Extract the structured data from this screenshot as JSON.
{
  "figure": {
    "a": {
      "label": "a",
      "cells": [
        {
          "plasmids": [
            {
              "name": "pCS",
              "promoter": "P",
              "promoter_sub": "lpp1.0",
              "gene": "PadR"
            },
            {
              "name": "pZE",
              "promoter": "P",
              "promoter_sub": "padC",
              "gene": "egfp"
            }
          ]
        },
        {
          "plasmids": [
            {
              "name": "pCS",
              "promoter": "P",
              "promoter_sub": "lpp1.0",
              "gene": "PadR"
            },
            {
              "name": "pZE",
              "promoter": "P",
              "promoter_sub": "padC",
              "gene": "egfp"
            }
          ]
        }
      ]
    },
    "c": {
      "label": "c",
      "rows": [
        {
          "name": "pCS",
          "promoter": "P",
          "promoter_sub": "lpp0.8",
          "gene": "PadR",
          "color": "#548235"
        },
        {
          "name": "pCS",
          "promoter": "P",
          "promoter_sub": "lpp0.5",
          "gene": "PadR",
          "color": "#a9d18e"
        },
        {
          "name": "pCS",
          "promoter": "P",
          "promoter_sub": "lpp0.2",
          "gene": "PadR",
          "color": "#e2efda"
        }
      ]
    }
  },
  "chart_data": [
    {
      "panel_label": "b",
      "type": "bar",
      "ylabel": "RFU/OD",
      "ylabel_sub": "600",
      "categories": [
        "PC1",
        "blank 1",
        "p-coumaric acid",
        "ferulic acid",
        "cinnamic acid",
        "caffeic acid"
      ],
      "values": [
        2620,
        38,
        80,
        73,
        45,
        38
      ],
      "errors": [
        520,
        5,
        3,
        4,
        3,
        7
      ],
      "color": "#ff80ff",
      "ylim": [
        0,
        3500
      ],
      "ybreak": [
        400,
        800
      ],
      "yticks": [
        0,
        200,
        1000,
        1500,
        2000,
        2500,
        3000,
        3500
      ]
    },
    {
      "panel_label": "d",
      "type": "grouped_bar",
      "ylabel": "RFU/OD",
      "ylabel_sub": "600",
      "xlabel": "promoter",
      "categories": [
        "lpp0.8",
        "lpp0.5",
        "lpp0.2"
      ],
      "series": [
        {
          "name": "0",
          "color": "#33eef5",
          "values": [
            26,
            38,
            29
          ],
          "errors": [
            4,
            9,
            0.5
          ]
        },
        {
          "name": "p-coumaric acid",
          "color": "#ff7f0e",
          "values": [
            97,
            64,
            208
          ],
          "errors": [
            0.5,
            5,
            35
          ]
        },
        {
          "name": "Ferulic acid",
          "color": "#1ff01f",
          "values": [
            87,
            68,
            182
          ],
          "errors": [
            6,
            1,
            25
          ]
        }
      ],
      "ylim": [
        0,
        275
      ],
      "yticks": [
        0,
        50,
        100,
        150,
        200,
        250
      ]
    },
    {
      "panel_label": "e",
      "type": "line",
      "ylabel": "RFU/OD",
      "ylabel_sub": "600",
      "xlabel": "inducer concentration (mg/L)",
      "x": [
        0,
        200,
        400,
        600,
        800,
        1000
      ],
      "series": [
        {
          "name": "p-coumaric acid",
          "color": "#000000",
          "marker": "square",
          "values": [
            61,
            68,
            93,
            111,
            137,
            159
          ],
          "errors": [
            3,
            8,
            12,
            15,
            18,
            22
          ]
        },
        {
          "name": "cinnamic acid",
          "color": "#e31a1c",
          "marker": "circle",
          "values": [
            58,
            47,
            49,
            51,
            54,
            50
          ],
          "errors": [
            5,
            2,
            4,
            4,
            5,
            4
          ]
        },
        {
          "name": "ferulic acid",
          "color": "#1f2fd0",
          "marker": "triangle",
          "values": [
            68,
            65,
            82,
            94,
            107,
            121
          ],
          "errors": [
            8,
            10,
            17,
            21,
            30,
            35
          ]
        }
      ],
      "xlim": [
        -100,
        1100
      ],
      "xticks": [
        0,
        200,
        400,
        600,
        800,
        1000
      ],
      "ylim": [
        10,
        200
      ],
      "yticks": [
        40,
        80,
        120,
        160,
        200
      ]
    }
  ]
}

Problem: Return the full listing, character for character.

Final answer:
Extract the structured data from this screenshot as JSON.
{
  "figure": {
    "a": {
      "label": "a",
      "cells": [
        {
          "plasmids": [
            {
              "name": "pCS",
              "promoter": "P",
              "promoter_sub": "lpp1.0",
              "gene": "PadR"
            },
            {
              "name": "pZE",
              "promoter": "P",
              "promoter_sub": "padC",
              "gene": "egfp"
            }
          ]
        },
        {
          "plasmids": [
            {
              "name": "pCS",
              "promoter": "P",
              "promoter_sub": "lpp1.0",
              "gene": "PadR"
            },
            {
              "name": "pZE",
              "promoter": "P",
              "promoter_sub": "padC",
              "gene": "egfp"
            }
          ]
        }
      ]
    },
    "c": {
      "label": "c",
      "rows": [
        {
          "name": "pCS",
          "promoter": "P",
          "promoter_sub": "lpp0.8",
          "gene": "PadR",
          "color": "#548235"
        },
        {
          "name": "pCS",
          "promoter": "P",
          "promoter_sub": "lpp0.5",
          "gene": "PadR",
          "color": "#a9d18e"
        },
        {
          "name": "pCS",
          "promoter": "P",
          "promoter_sub": "lpp0.2",
          "gene": "PadR",
          "color": "#e2efda"
        }
      ]
    }
  },
  "chart_data": [
    {
      "panel_label": "b",
      "type": "bar",
      "ylabel": "RFU/OD",
      "ylabel_sub": "600",
      "categories": [
        "PC1",
        "blank 1",
        "p-coumaric acid",
        "ferulic acid",
        "cinnamic acid",
        "caffeic acid"
      ],
      "values": [
        2620,
        38,
        80,
        73,
        45,
        38
      ],
      "errors": [
        520,
        5,
        3,
        4,
        3,
        7
      ],
      "color": "#ff80ff",
      "ylim": [
        0,
        3500
      ],
      "ybreak": [
        400,
        800
      ],
      "yticks": [
        0,
        200,
        1000,
        1500,
        2000,
        2500,
        3000,
        3500
      ]
    },
    {
      "panel_label": "d",
      "type": "grouped_bar",
      "ylabel": "RFU/OD",
      "ylabel_sub": "600",
      "xlabel": "promoter",
      "categories": [
        "lpp0.8",
        "lpp0.5",
        "lpp0.2"
      ],
      "series": [
        {
          "name": "0",
          "color": "#33eef5",
          "values": [
            26,
            38,
            29
          ],
          "errors": [
            4,
            9,
            0.5
          ]
        },
        {
          "name": "p-coumaric acid",
          "color": "#ff7f0e",
          "values": [
            97,
            64,
            208
          ],
          "errors": [
            0.5,
            5,
            35
          ]
        },
        {
          "name": "Ferulic acid",
          "color": "#1ff01f",
          "values": [
            87,
            68,
            182
          ],
          "errors": [
            6,
            1,
            25
          ]
        }
      ],
      "ylim": [
        0,
        275
      ],
      "yticks": [
        0,
        50,
        100,
        150,
        200,
        250
      ]
    },
    {
      "panel_label": "e",
      "type": "line",
      "ylabel": "RFU/OD",
      "ylabel_sub": "600",
      "xlabel": "inducer concentration (mg/L)",
      "x": [
        0,
        200,
        400,
        600,
        800,
        1000
      ],
      "series": [
        {
          "name": "p-coumaric acid",
          "color": "#000000",
          "marker": "square",
          "values": [
            61,
            68,
            93,
            111,
            137,
            159
          ],
          "errors": [
            3,
            8,
            12,
            15,
            18,
            22
          ]
        },
        {
          "name": "cinnamic acid",
          "color": "#e31a1c",
          "marker": "circle",
          "values": [
            58,
            47,
            49,
            51,
            54,
            50
          ],
          "errors": [
            5,
            2,
            4,
            4,
            5,
            4
          ]
        },
        {
          "name": "ferulic acid",
          "color": "#1f2fd0",
          "marker": "triangle",
          "values": [
            68,
            65,
            82,
            94,
            107,
            121
          ],
          "errors": [
            8,
            10,
            17,
            21,
            30,
            35
          ]
        }
      ],
      "xlim": [
        -100,
        1100
      ],
      "xticks": [
        0,
        200,
        400,
        600,
        800,
        1000
      ],
      "ylim": [
        10,
        200
      ],
      "yticks": [
        40,
        80,
        120,
        160,
        200
      ]
    }
  ]
}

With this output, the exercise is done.